▶ Task requirements
Go through the entries below and collect each line with the string "で囲んでください" in it.

--- begin Entries ---

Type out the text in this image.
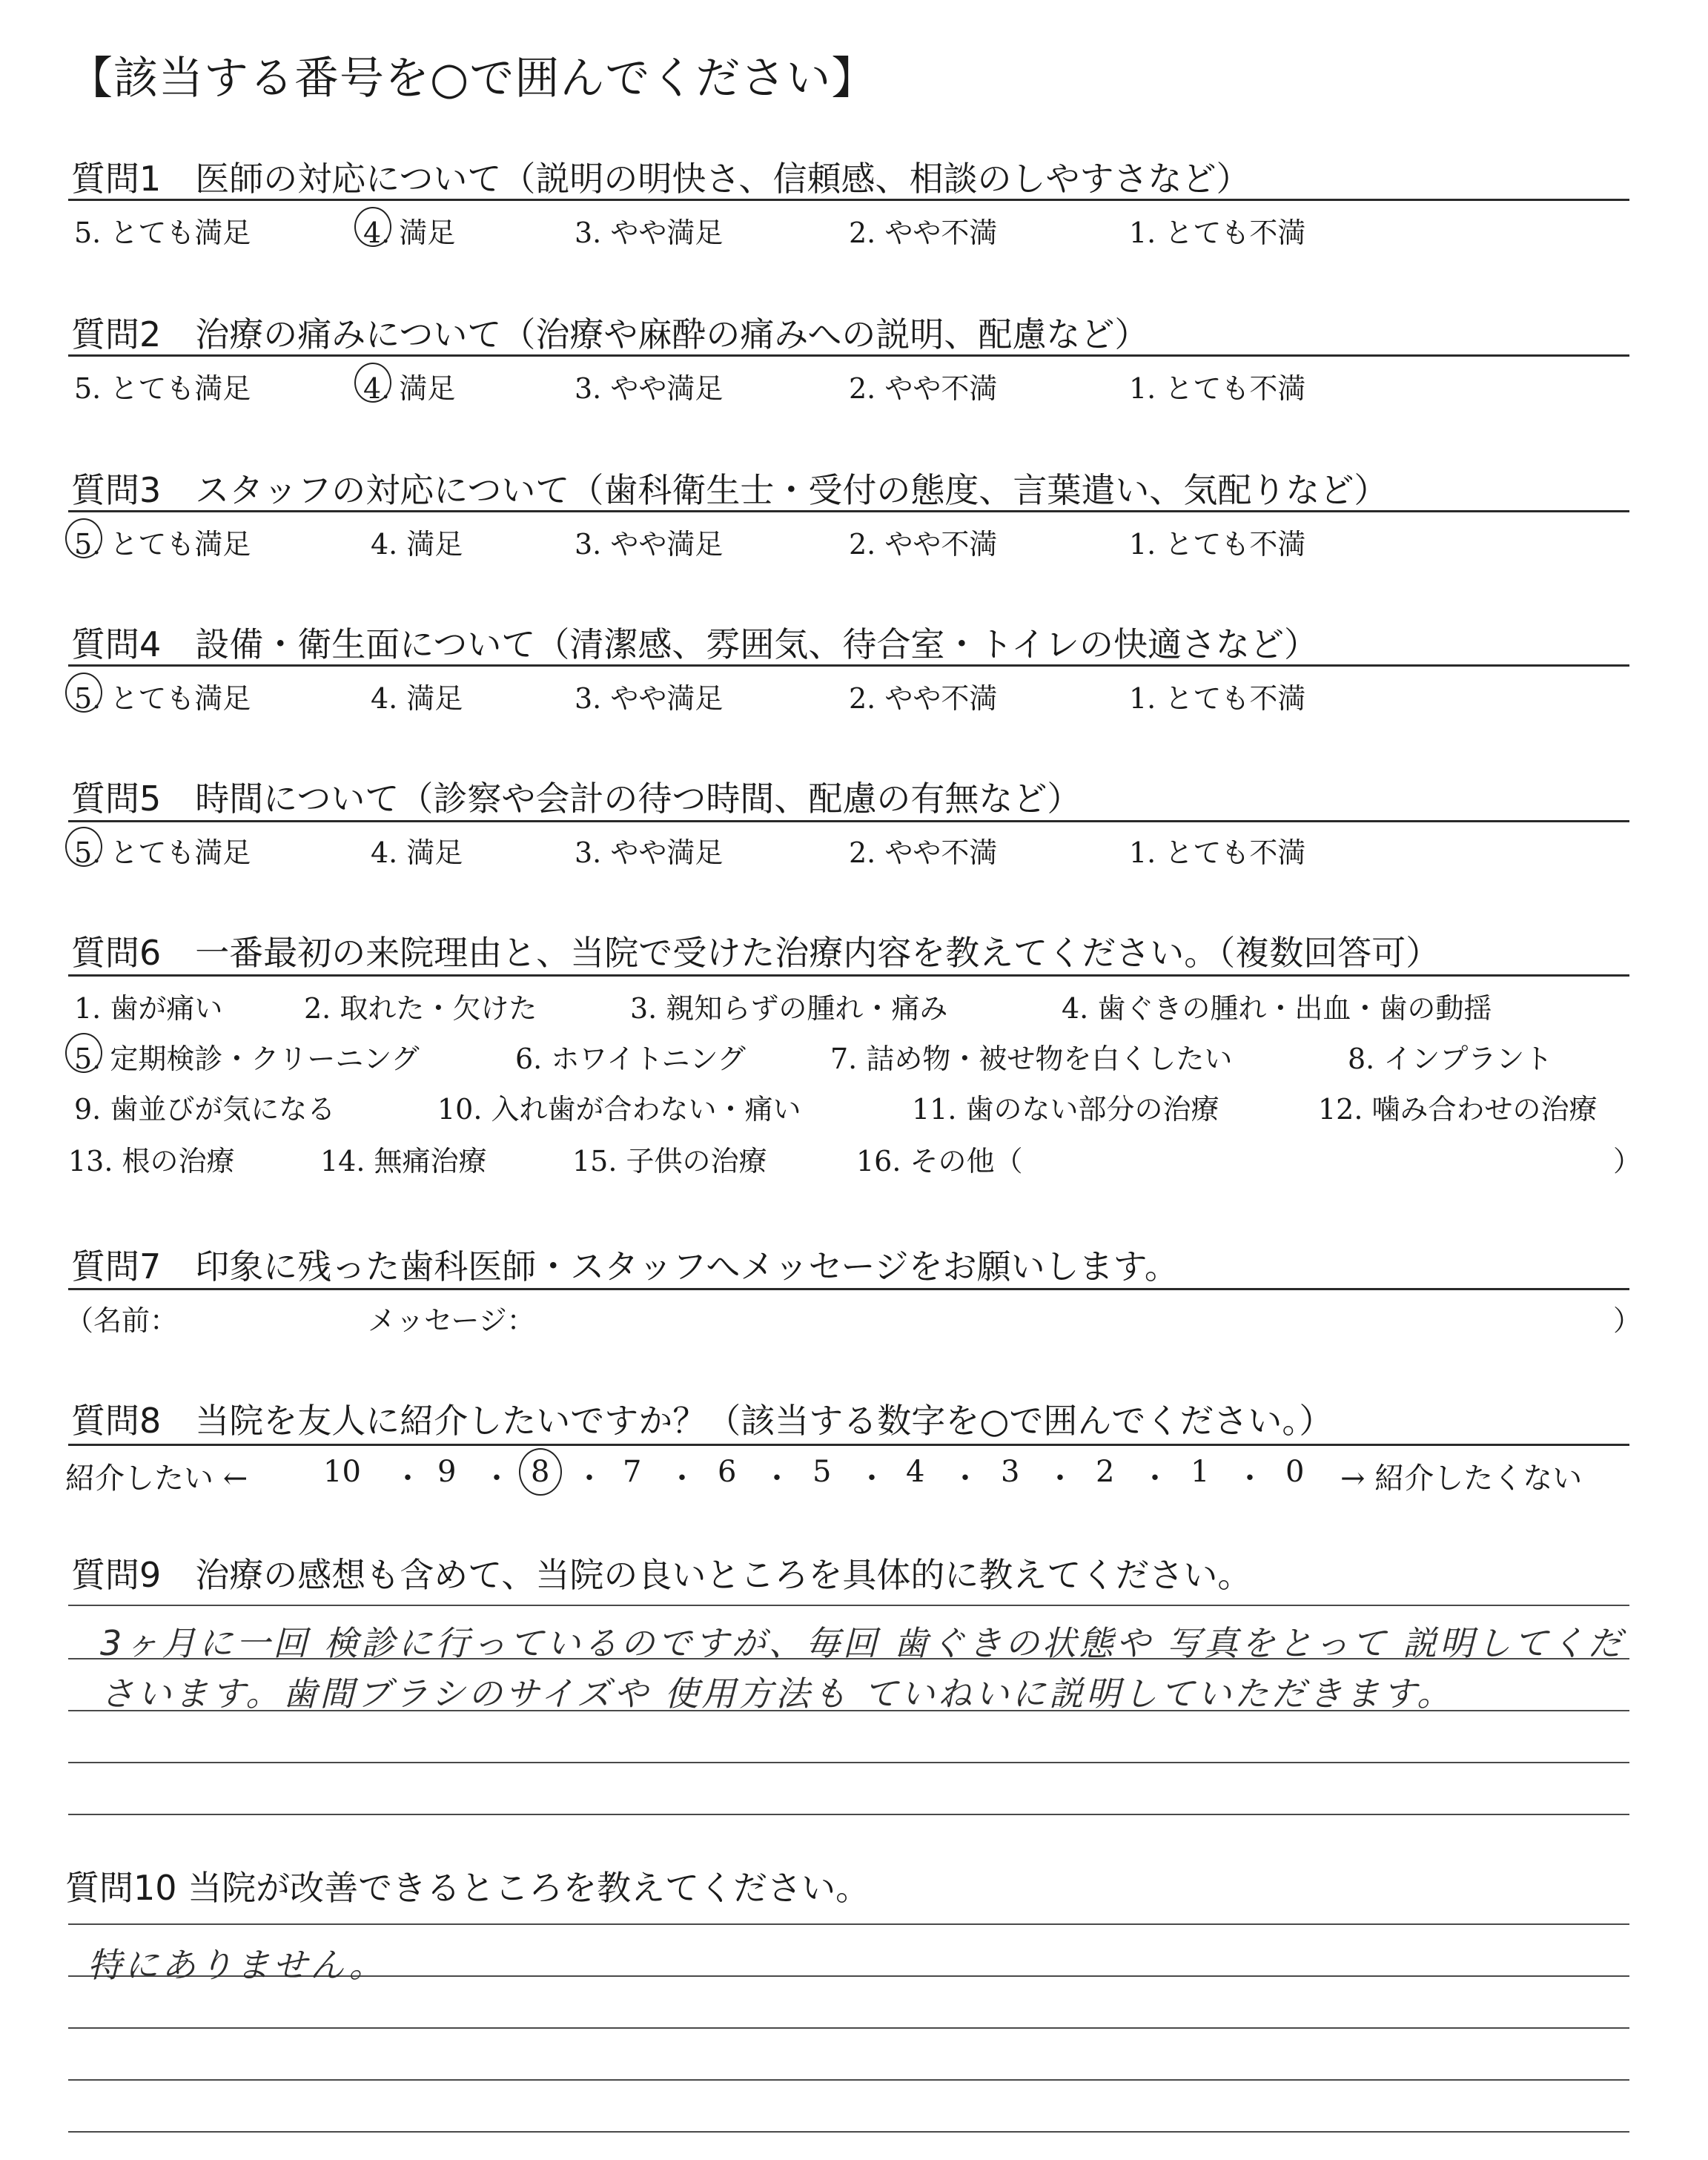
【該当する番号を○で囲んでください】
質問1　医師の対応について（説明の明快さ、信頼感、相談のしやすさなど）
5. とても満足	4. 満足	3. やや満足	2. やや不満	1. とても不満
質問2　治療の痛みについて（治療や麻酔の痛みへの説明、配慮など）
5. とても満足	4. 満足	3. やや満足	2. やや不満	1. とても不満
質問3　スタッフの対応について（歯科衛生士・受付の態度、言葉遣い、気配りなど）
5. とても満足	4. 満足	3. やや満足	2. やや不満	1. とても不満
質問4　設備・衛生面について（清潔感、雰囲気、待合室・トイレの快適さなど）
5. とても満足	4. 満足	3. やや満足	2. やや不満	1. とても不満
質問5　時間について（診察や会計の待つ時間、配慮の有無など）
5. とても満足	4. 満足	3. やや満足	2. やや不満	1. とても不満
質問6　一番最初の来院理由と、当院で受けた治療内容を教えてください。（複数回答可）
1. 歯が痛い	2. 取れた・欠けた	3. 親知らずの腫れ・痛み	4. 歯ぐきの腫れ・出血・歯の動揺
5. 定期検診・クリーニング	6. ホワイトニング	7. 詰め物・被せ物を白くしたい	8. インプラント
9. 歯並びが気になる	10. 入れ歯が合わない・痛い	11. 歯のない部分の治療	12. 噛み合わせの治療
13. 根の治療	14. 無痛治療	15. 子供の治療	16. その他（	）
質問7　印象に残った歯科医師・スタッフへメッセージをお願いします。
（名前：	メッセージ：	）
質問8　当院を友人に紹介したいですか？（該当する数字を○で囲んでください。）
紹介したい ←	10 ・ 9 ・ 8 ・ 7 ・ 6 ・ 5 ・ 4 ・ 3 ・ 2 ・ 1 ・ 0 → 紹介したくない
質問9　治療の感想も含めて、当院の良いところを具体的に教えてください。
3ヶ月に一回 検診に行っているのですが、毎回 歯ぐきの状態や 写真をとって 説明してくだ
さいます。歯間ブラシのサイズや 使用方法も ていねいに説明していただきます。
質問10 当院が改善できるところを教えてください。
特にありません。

--- end Entries ---

▶ The reply
【該当する番号を○で囲んでください】
質問8　当院を友人に紹介したいですか？（該当する数字を○で囲んでください。）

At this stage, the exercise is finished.